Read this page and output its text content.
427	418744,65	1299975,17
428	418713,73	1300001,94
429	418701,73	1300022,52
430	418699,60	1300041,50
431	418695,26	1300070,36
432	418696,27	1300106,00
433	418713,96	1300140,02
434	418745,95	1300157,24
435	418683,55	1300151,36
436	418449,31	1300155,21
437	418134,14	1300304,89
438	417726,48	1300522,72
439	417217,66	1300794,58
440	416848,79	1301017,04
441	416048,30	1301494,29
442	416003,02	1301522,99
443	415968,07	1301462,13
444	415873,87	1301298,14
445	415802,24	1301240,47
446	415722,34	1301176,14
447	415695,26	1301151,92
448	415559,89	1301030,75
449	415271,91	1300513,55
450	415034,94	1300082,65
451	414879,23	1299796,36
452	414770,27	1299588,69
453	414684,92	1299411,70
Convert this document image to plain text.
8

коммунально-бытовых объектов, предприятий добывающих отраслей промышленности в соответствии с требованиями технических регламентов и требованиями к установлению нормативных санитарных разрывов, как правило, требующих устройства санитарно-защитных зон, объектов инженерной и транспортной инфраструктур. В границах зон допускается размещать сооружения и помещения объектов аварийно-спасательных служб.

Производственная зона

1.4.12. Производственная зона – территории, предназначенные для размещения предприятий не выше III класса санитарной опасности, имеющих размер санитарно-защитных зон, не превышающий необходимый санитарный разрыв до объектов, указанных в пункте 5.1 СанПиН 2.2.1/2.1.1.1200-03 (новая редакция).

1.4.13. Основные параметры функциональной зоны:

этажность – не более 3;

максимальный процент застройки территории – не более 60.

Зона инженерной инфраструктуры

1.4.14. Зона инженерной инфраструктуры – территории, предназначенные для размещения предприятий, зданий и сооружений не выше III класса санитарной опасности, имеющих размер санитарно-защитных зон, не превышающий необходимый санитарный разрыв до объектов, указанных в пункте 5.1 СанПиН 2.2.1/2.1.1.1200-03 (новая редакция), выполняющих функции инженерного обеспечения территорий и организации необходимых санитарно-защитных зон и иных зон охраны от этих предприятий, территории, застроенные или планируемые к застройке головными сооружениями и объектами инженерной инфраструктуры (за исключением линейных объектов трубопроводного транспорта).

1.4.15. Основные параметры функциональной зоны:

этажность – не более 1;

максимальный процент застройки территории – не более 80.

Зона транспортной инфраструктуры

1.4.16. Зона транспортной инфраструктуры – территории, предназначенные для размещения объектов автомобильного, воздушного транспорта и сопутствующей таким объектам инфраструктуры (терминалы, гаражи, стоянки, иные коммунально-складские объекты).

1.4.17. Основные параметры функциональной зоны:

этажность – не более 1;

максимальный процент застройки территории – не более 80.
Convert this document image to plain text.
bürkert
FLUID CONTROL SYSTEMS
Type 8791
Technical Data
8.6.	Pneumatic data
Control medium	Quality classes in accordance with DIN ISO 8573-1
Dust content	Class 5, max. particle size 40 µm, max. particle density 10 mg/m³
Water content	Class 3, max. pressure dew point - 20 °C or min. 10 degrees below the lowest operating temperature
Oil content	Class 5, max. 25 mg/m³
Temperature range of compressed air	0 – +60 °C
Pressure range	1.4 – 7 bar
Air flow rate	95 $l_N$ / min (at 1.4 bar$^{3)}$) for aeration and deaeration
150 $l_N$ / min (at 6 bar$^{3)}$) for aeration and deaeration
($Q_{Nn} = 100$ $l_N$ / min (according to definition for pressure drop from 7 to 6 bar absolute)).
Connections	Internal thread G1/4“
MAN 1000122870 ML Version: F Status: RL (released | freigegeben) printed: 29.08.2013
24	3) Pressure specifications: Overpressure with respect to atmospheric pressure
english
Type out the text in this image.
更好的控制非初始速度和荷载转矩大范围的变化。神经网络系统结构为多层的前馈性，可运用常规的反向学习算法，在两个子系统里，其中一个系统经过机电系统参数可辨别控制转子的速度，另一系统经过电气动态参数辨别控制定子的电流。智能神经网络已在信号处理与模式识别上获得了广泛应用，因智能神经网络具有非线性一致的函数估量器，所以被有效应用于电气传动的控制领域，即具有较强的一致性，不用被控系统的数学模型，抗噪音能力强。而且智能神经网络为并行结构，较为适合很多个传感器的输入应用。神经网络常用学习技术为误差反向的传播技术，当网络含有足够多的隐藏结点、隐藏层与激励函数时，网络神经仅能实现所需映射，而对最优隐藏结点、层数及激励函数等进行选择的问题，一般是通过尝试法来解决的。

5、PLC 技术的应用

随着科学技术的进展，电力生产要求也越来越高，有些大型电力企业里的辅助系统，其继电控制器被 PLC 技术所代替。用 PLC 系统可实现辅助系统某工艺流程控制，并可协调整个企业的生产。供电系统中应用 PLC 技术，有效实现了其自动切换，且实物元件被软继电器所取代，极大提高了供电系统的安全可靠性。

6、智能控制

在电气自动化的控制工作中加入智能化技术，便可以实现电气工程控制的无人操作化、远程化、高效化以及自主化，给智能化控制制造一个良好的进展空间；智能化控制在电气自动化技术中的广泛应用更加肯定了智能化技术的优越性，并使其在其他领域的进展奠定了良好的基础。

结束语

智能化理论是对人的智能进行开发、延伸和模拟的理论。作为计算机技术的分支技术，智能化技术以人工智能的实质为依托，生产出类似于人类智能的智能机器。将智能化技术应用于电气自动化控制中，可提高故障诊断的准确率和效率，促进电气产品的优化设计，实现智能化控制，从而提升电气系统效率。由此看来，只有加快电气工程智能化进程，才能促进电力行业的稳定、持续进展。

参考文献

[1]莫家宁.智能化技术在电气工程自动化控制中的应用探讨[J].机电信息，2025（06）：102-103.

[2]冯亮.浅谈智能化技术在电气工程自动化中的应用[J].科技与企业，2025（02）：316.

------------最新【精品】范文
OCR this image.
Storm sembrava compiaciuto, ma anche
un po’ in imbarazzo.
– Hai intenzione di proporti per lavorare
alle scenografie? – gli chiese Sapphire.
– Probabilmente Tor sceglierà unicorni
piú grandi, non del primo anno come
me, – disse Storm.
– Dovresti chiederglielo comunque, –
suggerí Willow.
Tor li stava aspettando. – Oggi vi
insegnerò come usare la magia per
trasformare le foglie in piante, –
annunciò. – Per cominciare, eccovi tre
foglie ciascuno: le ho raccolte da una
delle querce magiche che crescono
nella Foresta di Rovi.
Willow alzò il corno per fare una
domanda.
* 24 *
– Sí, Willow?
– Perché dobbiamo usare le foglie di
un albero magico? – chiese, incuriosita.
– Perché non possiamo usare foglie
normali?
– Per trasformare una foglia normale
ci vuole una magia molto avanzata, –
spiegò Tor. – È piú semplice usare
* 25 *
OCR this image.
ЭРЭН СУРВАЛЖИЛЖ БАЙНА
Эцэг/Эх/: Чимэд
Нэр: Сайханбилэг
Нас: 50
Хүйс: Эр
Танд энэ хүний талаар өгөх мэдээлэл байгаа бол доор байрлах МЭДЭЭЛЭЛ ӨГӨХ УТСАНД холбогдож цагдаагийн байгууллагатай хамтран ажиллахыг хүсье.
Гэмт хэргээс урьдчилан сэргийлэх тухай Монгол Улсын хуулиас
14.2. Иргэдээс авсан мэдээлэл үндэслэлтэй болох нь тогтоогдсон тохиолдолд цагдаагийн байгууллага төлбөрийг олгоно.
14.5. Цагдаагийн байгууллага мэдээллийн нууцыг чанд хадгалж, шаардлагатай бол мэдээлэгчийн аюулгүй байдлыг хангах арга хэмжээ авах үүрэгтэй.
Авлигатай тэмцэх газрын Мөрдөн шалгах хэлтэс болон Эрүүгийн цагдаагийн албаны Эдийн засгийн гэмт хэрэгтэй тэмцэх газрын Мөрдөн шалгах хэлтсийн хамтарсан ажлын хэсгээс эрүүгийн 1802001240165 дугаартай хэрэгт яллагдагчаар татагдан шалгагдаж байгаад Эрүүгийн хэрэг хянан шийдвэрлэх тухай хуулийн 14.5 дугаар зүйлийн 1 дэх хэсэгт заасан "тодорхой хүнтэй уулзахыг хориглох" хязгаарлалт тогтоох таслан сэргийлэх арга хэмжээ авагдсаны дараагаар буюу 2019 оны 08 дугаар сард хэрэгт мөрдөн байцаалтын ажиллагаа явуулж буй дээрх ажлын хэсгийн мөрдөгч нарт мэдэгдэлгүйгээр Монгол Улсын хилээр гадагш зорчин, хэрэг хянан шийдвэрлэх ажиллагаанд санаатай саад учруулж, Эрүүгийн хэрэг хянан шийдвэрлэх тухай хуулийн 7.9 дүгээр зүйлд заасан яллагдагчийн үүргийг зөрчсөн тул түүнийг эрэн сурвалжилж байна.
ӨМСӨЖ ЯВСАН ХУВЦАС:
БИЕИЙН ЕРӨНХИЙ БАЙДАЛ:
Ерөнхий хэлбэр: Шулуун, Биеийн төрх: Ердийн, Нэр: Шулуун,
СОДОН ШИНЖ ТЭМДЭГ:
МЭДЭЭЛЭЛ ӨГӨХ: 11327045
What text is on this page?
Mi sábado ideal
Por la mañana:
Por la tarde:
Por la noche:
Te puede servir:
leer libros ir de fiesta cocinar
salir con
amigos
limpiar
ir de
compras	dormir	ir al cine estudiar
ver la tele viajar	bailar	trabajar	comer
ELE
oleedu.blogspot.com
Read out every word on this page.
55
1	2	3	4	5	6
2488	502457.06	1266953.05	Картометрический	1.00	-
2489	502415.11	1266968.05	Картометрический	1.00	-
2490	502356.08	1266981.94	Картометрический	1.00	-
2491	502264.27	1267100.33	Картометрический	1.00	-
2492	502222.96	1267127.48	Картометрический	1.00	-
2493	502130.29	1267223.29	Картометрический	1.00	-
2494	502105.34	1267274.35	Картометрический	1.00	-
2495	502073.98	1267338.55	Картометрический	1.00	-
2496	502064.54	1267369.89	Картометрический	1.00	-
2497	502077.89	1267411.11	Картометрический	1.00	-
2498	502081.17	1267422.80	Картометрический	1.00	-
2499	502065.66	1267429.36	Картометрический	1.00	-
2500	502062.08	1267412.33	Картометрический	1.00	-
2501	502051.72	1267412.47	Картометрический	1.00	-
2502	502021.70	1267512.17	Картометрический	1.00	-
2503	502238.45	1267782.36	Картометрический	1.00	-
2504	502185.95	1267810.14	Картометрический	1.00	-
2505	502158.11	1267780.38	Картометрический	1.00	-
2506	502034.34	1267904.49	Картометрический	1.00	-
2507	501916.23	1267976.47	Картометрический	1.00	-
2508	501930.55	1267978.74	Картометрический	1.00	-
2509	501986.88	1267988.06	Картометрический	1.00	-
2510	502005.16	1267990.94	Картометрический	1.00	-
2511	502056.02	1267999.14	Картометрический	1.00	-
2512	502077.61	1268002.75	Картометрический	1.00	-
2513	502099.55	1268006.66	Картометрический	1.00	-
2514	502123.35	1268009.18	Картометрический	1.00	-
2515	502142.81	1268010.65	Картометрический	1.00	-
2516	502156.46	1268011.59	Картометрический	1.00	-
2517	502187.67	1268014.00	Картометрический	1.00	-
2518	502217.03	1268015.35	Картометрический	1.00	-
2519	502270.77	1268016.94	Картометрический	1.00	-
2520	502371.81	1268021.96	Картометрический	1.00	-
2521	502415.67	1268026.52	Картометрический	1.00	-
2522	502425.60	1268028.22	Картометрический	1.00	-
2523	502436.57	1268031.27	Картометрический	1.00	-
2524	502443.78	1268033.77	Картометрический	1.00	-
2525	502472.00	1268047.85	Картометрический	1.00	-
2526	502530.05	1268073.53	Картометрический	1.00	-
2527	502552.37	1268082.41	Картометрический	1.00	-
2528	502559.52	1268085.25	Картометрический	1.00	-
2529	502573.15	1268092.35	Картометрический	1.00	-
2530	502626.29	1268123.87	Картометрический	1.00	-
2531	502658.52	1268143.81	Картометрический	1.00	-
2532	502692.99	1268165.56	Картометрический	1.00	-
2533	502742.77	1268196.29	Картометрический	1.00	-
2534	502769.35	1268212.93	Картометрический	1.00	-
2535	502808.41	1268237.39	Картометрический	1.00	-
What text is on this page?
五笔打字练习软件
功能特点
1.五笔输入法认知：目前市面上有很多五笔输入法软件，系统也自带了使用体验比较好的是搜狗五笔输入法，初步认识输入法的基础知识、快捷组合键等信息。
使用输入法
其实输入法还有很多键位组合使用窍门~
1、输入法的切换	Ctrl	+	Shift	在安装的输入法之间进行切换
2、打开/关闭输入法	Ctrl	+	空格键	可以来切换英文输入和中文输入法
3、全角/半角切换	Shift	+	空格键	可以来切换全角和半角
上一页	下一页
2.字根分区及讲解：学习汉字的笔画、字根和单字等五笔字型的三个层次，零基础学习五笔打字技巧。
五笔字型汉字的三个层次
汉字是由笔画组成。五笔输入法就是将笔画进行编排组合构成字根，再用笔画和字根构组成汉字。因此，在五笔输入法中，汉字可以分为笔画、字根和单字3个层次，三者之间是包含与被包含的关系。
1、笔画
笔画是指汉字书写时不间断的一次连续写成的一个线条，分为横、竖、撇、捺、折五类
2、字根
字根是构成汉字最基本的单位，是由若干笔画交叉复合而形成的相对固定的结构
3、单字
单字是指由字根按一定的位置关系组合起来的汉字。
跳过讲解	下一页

....

Filter out every line that lacks the word "защитных", and copy the rest.

коммунально-бытовых объектов, предприятий добывающих отраслей промышленности в соответствии с требованиями технических регламентов и требованиями к установлению нормативных санитарных разрывов, как правило, требующих устройства санитарно-защитных зон, объектов инженерной и транспортной инфраструктур. В границах зон допускается размещать сооружения и помещения объектов аварийно-спасательных служб.
1.4.12. Производственная зона – территории, предназначенные для размещения предприятий не выше III класса санитарной опасности, имеющих размер санитарно-защитных зон, не превышающий необходимый санитарный разрыв до объектов, указанных в пункте 5.1 СанПиН 2.2.1/2.1.1.1200-03 (новая редакция).
1.4.14. Зона инженерной инфраструктуры – территории, предназначенные для размещения предприятий, зданий и сооружений не выше III класса санитарной опасности, имеющих размер санитарно-защитных зон, не превышающий необходимый санитарный разрыв до объектов, указанных в пункте 5.1 СанПиН 2.2.1/2.1.1.1200-03 (новая редакция), выполняющих функции инженерного обеспечения территорий и организации необходимых санитарно-защитных зон и иных зон охраны от этих предприятий, территории, застроенные или планируемые к застройке головными сооружениями и объектами инженерной инфраструктуры (за исключением линейных объектов трубопроводного транспорта).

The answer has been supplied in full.